- [Short exercise] Work through the data and report how many lines include the string "Лермонтова", giving the number alone.

========

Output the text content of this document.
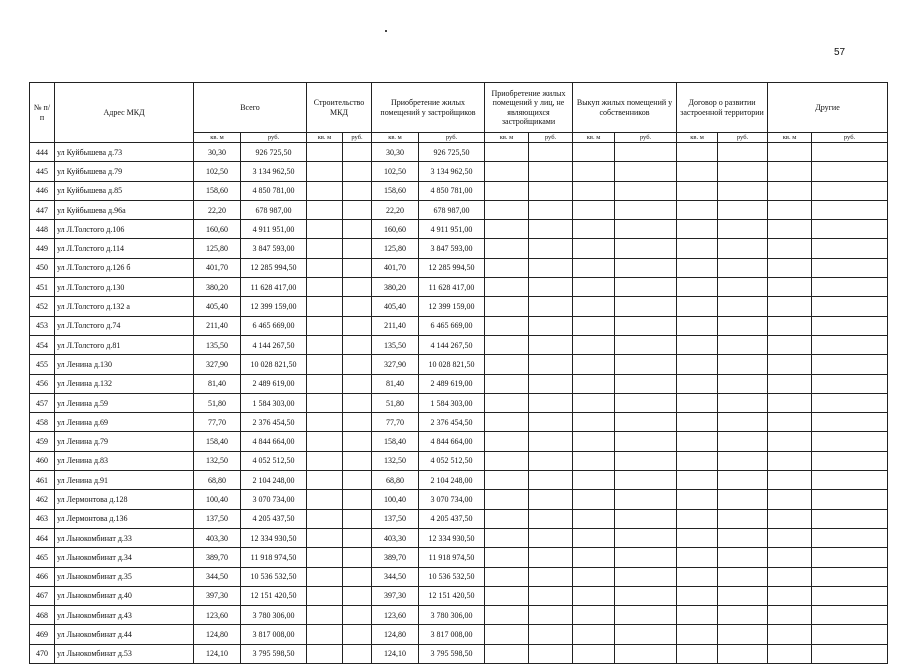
57
№ п/п	Адрес МКД	Всего		Строительство МКД		Приобретение жилых помещений у застройщиков		Приобретение жилых помещений у лиц, не являющихся застройщиками		Выкуп жилых помещений у собственников		Договор о развитии застроенной территории		Другие	
		кв. м	руб.	кв. м	руб.	кв. м	руб.	кв. м	руб.	кв. м	руб.	кв. м	руб.	кв. м	руб.
444	ул Куйбышева д.73	30,30	926 725,50			30,30	926 725,50								
445	ул Куйбышева д.79	102,50	3 134 962,50			102,50	3 134 962,50								
446	ул Куйбышева д.85	158,60	4 850 781,00			158,60	4 850 781,00								
447	ул Куйбышева д.96а	22,20	678 987,00			22,20	678 987,00								
448	ул Л.Толстого д.106	160,60	4 911 951,00			160,60	4 911 951,00								
449	ул Л.Толстого д.114	125,80	3 847 593,00			125,80	3 847 593,00								
450	ул Л.Толстого д.126 б	401,70	12 285 994,50			401,70	12 285 994,50								
451	ул Л.Толстого д.130	380,20	11 628 417,00			380,20	11 628 417,00								
452	ул Л.Толстого д.132 а	405,40	12 399 159,00			405,40	12 399 159,00								
453	ул Л.Толстого д.74	211,40	6 465 669,00			211,40	6 465 669,00								
454	ул Л.Толстого д.81	135,50	4 144 267,50			135,50	4 144 267,50								
455	ул Ленина д.130	327,90	10 028 821,50			327,90	10 028 821,50								
456	ул Ленина д.132	81,40	2 489 619,00			81,40	2 489 619,00								
457	ул Ленина д.59	51,80	1 584 303,00			51,80	1 584 303,00								
458	ул Ленина д.69	77,70	2 376 454,50			77,70	2 376 454,50								
459	ул Ленина д.79	158,40	4 844 664,00			158,40	4 844 664,00								
460	ул Ленина д.83	132,50	4 052 512,50			132,50	4 052 512,50								
461	ул Ленина д.91	68,80	2 104 248,00			68,80	2 104 248,00								
462	ул Лермонтова д.128	100,40	3 070 734,00			100,40	3 070 734,00								
463	ул Лермонтова д.136	137,50	4 205 437,50			137,50	4 205 437,50								
464	ул Льнокомбинат д.33	403,30	12 334 930,50			403,30	12 334 930,50								
465	ул Льнокомбинат д.34	389,70	11 918 974,50			389,70	11 918 974,50								
466	ул Льнокомбинат д.35	344,50	10 536 532,50			344,50	10 536 532,50								
467	ул Льнокомбинат д.40	397,30	12 151 420,50			397,30	12 151 420,50								
468	ул Льнокомбинат д.43	123,60	3 780 306,00			123,60	3 780 306,00								
469	ул Льнокомбинат д.44	124,80	3 817 008,00			124,80	3 817 008,00								
470	ул Льнокомбинат д.53	124,10	3 795 598,50			124,10	3 795 598,50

========

- [Result of the exercise] 2